To be done = Retype the line in which "Convert this screenshot" appears, then every line after it until the records end. Leave out the pictures.

Collected data:
>>>>>
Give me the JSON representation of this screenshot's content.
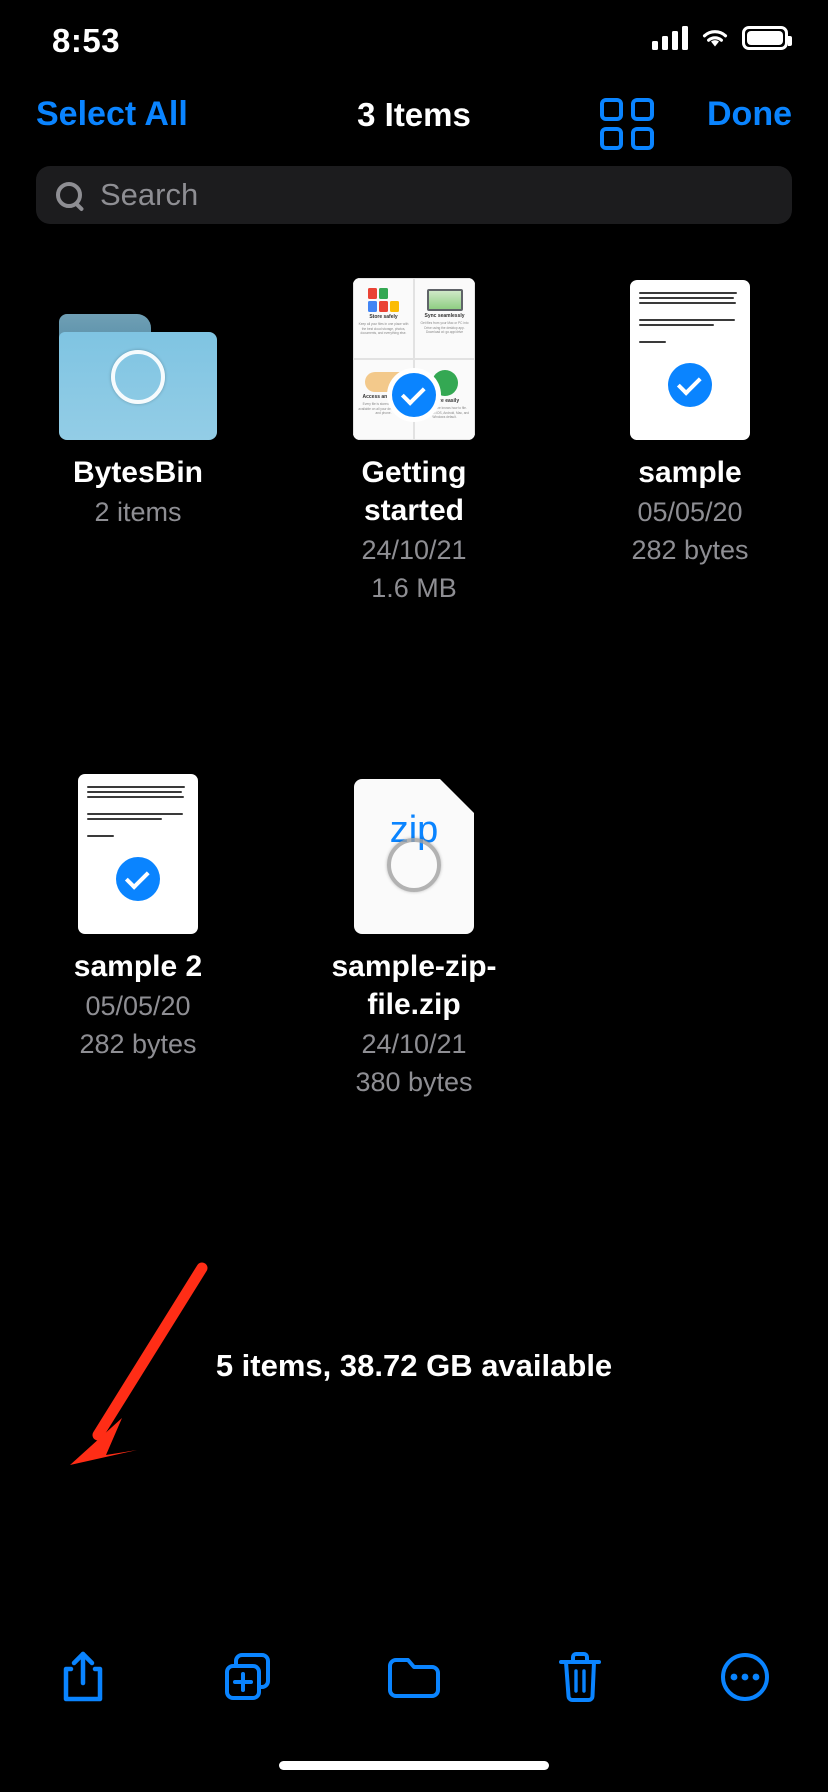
{
  "status_bar": {
    "time": "8:53",
    "cellular_icon": "signal-bars-icon",
    "wifi_icon": "wifi-icon",
    "battery_icon": "battery-icon"
  },
  "nav_bar": {
    "select_all_label": "Select All",
    "title": "3 Items",
    "grid_view_icon": "grid-view-icon",
    "done_label": "Done"
  },
  "search": {
    "placeholder": "Search",
    "value": "",
    "icon": "search-icon"
  },
  "files": [
    {
      "name": "BytesBin",
      "meta": [
        "2 items"
      ],
      "kind": "folder",
      "selected": false
    },
    {
      "name": "Getting started",
      "meta": [
        "24/10/21",
        "1.6 MB"
      ],
      "kind": "pdf",
      "selected": true,
      "preview": {
        "panels": [
          {
            "title": "Store safely",
            "subtitle": "Keep all your files in one place with the best cloud storage, photos, documents, and everything else."
          },
          {
            "title": "Sync seamlessly",
            "subtitle": "Get files from your Mac or PC into Drive using the desktop app. Download at: go.app/drive"
          },
          {
            "title": "Access anywhere",
            "subtitle": "Every file is stored online and available on all your devices, tablet, and phone."
          },
          {
            "title": "Share easily",
            "subtitle": "Then anyone knows how to file. Works with iOS, Android, Mac, and Windows default."
          }
        ]
      }
    },
    {
      "name": "sample",
      "meta": [
        "05/05/20",
        "282 bytes"
      ],
      "kind": "document",
      "selected": true
    },
    {
      "name": "sample 2",
      "meta": [
        "05/05/20",
        "282 bytes"
      ],
      "kind": "document",
      "selected": true
    },
    {
      "name": "sample-zip-file.zip",
      "meta": [
        "24/10/21",
        "380 bytes"
      ],
      "kind": "zip",
      "zip_label": "zip",
      "selected": false
    }
  ],
  "status_line": "5 items, 38.72 GB available",
  "toolbar": [
    {
      "name": "share-button",
      "icon": "share-icon"
    },
    {
      "name": "new-folder-button",
      "icon": "add-document-icon"
    },
    {
      "name": "folder-button",
      "icon": "folder-icon"
    },
    {
      "name": "delete-button",
      "icon": "trash-icon"
    },
    {
      "name": "more-button",
      "icon": "ellipsis-circle-icon"
    }
  ],
  "annotation": {
    "arrow_color": "#ff2d16",
    "points_to": "share-button"
  },
  "colors": {
    "accent_blue": "#0a84ff",
    "background": "#000000",
    "secondary_text": "#8e8e93",
    "search_field": "#1c1c1e"
  }
}
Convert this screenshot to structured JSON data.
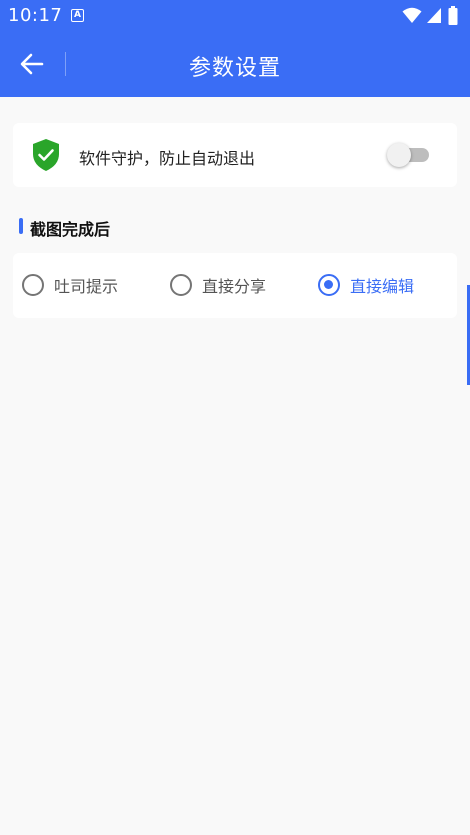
{
  "status_bar": {
    "time": "10:17",
    "app_icon_letter": "A",
    "icons": [
      "wifi-icon",
      "signal-icon",
      "battery-icon"
    ]
  },
  "app_bar": {
    "back_icon": "arrow-left-icon",
    "title": "参数设置"
  },
  "guard": {
    "icon": "shield-check-icon",
    "label": "软件守护，防止自动退出",
    "enabled": false
  },
  "screenshot_section": {
    "title": "截图完成后",
    "options": [
      {
        "label": "吐司提示",
        "selected": false
      },
      {
        "label": "直接分享",
        "selected": false
      },
      {
        "label": "直接编辑",
        "selected": true
      }
    ]
  },
  "colors": {
    "primary": "#3a6df5",
    "shield": "#2aa52a",
    "background": "#f9f9f9"
  }
}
<<<<<
Response to the exercise =
Convert this screenshot to structured JSON data.
{
  "status_bar": {
    "time": "10:17",
    "app_icon_letter": "A",
    "icons": [
      "wifi-icon",
      "signal-icon",
      "battery-icon"
    ]
  },
  "app_bar": {
    "back_icon": "arrow-left-icon",
    "title": "参数设置"
  },
  "guard": {
    "icon": "shield-check-icon",
    "label": "软件守护，防止自动退出",
    "enabled": false
  },
  "screenshot_section": {
    "title": "截图完成后",
    "options": [
      {
        "label": "吐司提示",
        "selected": false
      },
      {
        "label": "直接分享",
        "selected": false
      },
      {
        "label": "直接编辑",
        "selected": true
      }
    ]
  },
  "colors": {
    "primary": "#3a6df5",
    "shield": "#2aa52a",
    "background": "#f9f9f9"
  }
}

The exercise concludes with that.